Start of READING TEXT
Nigerian Senator from Plateau South
- In office May 2007 – May 2011
- Preceded by: Cosmos Niagwan
- Succeeded by: Victor Lar

Commander of the ECOMOG Peacekeeping Force, Liberia
- In office October 1993 – December 1993
- Preceded by: Brig-Gen. T. Olurin
- Succeeded by: Maj-Gen. J.M. Inienger

Federal Minister of Internal Affairs
- In office 1985–1990
- Preceded by: Mohammed Magoro
- Succeeded by: Lambert Gwom

Personal details
- Born: 2 September 1942 Langtang, Northern Region, British Nigeria (now in Plateau State, Nigeria)
- Died: 11 February 2018 (aged 75) Amper, Kanke, Plateau State, Nigeria
- Party: People's Democratic Party (PDP)
- Children: Late Nanpon, Nansak, Chalya, Simdul, Hussaina Nandir, Nanzip jnr. (Sign P.A.W)
- Alma mater: Nigerian Military School
- Profession: Soldier, Politician

Military service
- Allegiance: Nigeria
- Branch/service: Nigerian Army
- Years of service: 1964–1993
- Rank: Brigadier General
- Commands: Field Commander, ECOMOG Peacekeeping Force in Liberia (1993)

= John Nanzip Shagaya =

Nigerian military officer and politician (1942–2018)

John Nanzip Shagaya (Danburam Langtang II) (2 September 1942 – 11 February 2018) was a Nigerian senator and former military officer who was in April 2007 elected to represent the People's Democratic Party (PDP) in Plateau State as member of the Nigerian Senate for Plateau South.
He ran for reelection in April 2011 on the Labour Party (LP) platform, but was defeated by Victor Lar of the People's Democratic Party (PDP). As a non commissioned officer (NCO) with the 2nd Reconnaissance Squadron in Abeokuta, he participated in the Nigerian counter-coup of 1966.

==Background==

John Shagaya was born on September 2, 1942, to Mallam Sikji Miri Wazhi (alias SHAGAYA) and Mrs. Maryamu Zwancit. He attended Junior Primary School at Nyer, and Sudan United Mission Primary School, Langtang (1952–1959).
End of READING TEXT
Start of EXCERPTED RECORDS
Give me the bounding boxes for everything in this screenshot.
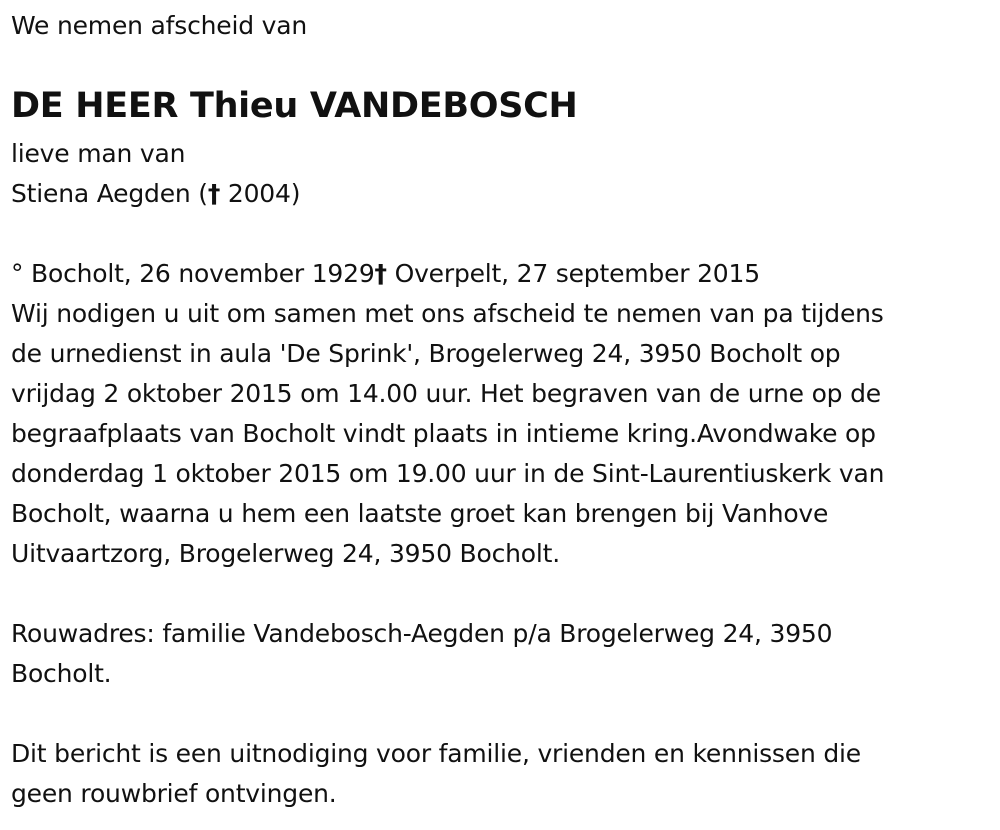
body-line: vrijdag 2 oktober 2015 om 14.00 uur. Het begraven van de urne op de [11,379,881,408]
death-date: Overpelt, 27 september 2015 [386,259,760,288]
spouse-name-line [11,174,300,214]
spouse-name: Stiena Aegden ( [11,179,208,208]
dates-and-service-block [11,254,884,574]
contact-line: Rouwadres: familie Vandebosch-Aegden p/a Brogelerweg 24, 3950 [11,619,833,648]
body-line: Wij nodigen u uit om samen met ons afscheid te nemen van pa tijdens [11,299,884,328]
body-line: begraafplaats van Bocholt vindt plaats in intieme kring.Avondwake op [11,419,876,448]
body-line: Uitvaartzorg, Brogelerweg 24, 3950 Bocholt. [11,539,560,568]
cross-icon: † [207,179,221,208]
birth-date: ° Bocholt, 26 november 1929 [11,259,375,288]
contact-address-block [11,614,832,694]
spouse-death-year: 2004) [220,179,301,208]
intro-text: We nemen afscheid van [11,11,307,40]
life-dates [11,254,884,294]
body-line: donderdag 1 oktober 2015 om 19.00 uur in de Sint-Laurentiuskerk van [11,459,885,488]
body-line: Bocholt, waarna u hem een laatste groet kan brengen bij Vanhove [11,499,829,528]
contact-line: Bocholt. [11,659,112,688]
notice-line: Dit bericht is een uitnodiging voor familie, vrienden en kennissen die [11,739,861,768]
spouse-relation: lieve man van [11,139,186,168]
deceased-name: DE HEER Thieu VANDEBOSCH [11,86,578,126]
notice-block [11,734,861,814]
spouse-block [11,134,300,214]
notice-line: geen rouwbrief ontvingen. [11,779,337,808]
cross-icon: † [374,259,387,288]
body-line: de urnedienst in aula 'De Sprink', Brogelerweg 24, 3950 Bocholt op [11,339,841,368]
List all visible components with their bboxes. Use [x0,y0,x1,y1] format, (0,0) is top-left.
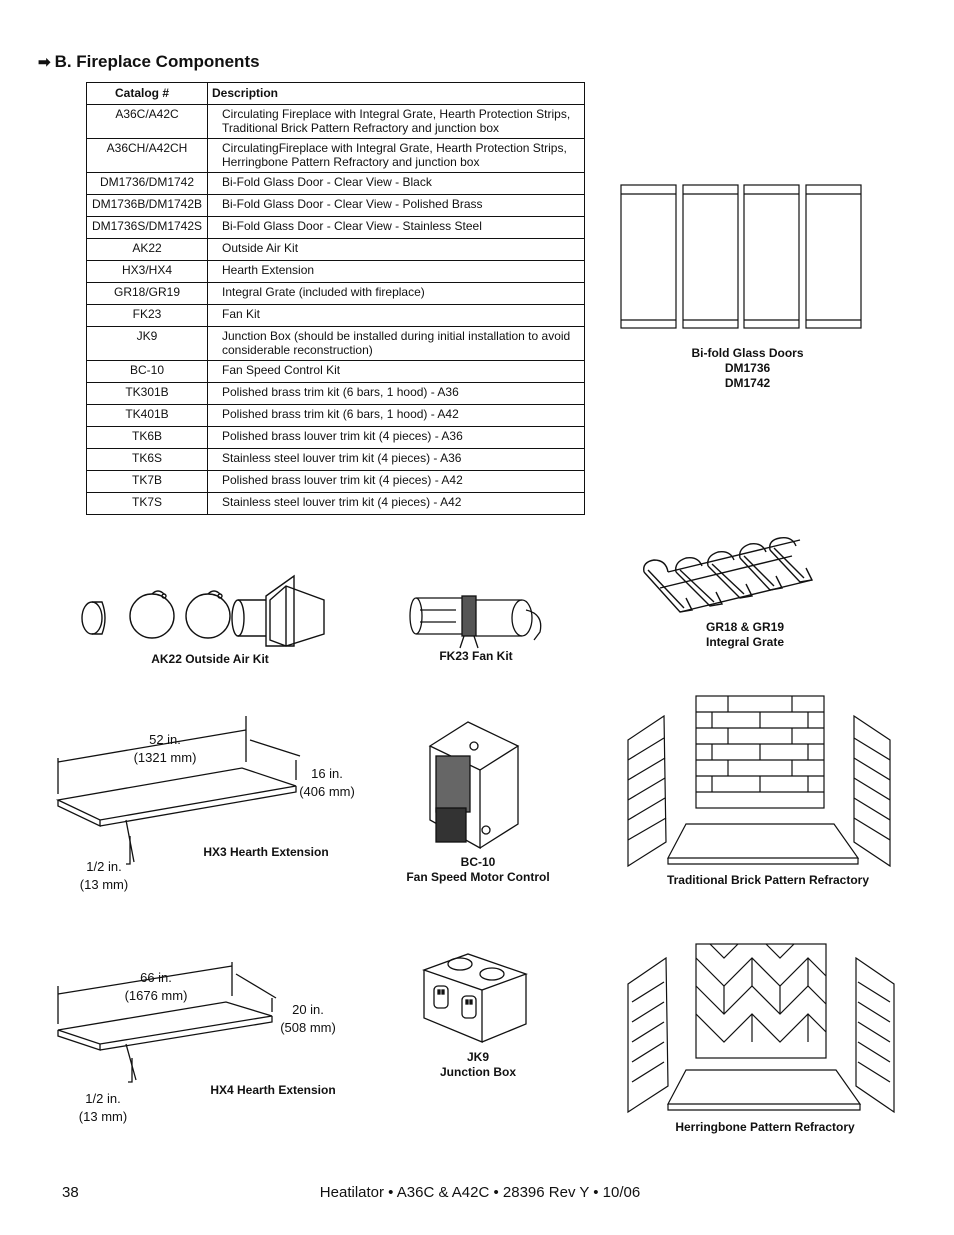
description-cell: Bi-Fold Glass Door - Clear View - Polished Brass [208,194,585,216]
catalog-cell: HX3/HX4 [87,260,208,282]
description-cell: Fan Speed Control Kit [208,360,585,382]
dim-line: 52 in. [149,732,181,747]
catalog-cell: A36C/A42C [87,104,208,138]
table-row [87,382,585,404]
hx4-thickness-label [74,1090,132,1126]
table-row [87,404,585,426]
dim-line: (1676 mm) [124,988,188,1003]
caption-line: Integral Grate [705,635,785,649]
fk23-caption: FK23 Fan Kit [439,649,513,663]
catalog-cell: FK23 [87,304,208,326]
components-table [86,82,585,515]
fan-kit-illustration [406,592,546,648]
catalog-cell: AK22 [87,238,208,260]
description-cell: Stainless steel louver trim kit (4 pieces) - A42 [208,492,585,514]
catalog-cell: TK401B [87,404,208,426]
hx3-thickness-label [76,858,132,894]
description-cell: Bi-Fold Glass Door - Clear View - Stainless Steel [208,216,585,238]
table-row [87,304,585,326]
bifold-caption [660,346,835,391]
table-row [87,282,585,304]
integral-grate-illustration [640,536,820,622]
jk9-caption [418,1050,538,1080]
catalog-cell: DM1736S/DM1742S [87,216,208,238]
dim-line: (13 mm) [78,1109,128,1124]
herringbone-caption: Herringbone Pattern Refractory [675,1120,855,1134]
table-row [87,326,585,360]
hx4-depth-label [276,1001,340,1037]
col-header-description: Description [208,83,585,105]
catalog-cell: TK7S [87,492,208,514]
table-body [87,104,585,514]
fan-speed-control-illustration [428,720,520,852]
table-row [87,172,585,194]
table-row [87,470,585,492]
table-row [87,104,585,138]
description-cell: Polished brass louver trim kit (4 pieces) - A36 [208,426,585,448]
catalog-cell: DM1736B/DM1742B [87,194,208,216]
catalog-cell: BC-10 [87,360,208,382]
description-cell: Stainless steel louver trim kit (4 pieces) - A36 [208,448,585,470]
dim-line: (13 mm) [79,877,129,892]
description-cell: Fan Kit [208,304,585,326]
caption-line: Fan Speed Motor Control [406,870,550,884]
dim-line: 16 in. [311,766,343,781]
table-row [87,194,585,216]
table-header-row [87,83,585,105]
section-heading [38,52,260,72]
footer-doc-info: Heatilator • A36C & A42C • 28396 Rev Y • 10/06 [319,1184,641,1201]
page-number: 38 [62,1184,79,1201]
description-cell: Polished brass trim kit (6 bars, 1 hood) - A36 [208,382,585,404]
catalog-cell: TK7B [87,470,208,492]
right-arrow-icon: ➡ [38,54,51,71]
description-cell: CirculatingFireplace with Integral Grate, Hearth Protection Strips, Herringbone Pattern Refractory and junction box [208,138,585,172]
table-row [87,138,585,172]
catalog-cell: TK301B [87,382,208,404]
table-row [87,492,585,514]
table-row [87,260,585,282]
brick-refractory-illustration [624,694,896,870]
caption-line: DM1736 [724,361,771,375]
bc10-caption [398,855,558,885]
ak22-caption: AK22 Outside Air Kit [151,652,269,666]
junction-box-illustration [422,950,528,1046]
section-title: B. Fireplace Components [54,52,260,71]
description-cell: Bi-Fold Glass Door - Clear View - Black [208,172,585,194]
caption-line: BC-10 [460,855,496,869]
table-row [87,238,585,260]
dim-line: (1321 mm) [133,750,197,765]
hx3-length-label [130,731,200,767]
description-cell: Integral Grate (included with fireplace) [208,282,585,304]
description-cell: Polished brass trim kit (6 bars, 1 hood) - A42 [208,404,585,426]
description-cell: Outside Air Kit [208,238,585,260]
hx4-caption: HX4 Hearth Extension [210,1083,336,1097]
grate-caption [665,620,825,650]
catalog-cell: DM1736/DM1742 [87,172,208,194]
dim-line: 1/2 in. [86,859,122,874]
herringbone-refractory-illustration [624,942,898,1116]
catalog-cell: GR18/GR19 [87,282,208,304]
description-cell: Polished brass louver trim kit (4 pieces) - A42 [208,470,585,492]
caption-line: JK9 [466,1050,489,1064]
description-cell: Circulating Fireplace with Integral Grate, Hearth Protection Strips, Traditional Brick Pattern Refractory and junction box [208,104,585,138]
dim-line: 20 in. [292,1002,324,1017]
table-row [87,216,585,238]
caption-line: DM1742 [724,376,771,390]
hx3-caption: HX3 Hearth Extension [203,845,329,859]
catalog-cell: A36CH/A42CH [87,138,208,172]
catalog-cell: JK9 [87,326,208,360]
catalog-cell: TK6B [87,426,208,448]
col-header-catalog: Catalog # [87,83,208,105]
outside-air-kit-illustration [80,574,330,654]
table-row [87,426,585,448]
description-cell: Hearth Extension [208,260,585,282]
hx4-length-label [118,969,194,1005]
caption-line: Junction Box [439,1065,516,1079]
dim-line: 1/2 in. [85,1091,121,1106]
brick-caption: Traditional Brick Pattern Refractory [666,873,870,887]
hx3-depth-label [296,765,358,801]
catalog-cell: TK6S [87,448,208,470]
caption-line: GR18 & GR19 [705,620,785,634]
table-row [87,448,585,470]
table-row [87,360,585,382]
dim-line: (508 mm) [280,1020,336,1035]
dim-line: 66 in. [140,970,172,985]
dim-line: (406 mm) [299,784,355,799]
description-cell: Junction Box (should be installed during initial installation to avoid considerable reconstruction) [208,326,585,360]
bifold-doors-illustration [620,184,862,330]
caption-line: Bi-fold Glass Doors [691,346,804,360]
End of EXCERPTED RECORDS
YOUR INSTRUCTIONS - Repeat the John Nanzip Shagaya text verbatim, in full.

SOLUTION FOR THIS TASK -
Nigerian Senator from Plateau South
- In office May 2007 – May 2011
- Preceded by: Cosmos Niagwan
- Succeeded by: Victor Lar

Commander of the ECOMOG Peacekeeping Force, Liberia
- In office October 1993 – December 1993
- Preceded by: Brig-Gen. T. Olurin
- Succeeded by: Maj-Gen. J.M. Inienger

Federal Minister of Internal Affairs
- In office 1985–1990
- Preceded by: Mohammed Magoro
- Succeeded by: Lambert Gwom

Personal details
- Born: 2 September 1942 Langtang, Northern Region, British Nigeria (now in Plateau State, Nigeria)
- Died: 11 February 2018 (aged 75) Amper, Kanke, Plateau State, Nigeria
- Party: People's Democratic Party (PDP)
- Children: Late Nanpon, Nansak, Chalya, Simdul, Hussaina Nandir, Nanzip jnr. (Sign P.A.W)
- Alma mater: Nigerian Military School
- Profession: Soldier, Politician

Military service
- Allegiance: Nigeria
- Branch/service: Nigerian Army
- Years of service: 1964–1993
- Rank: Brigadier General
- Commands: Field Commander, ECOMOG Peacekeeping Force in Liberia (1993)

= John Nanzip Shagaya =

Nigerian military officer and politician (1942–2018)

John Nanzip Shagaya (Danburam Langtang II) (2 September 1942 – 11 February 2018) was a Nigerian senator and former military officer who was in April 2007 elected to represent the People's Democratic Party (PDP) in Plateau State as member of the Nigerian Senate for Plateau South.
He ran for reelection in April 2011 on the Labour Party (LP) platform, but was defeated by Victor Lar of the People's Democratic Party (PDP). As a non commissioned officer (NCO) with the 2nd Reconnaissance Squadron in Abeokuta, he participated in the Nigerian counter-coup of 1966.

==Background==

John Shagaya was born on September 2, 1942, to Mallam Sikji Miri Wazhi (alias SHAGAYA) and Mrs. Maryamu Zwancit. He attended Junior Primary School at Nyer, and Sudan United Mission Primary School, Langtang (1952–1959).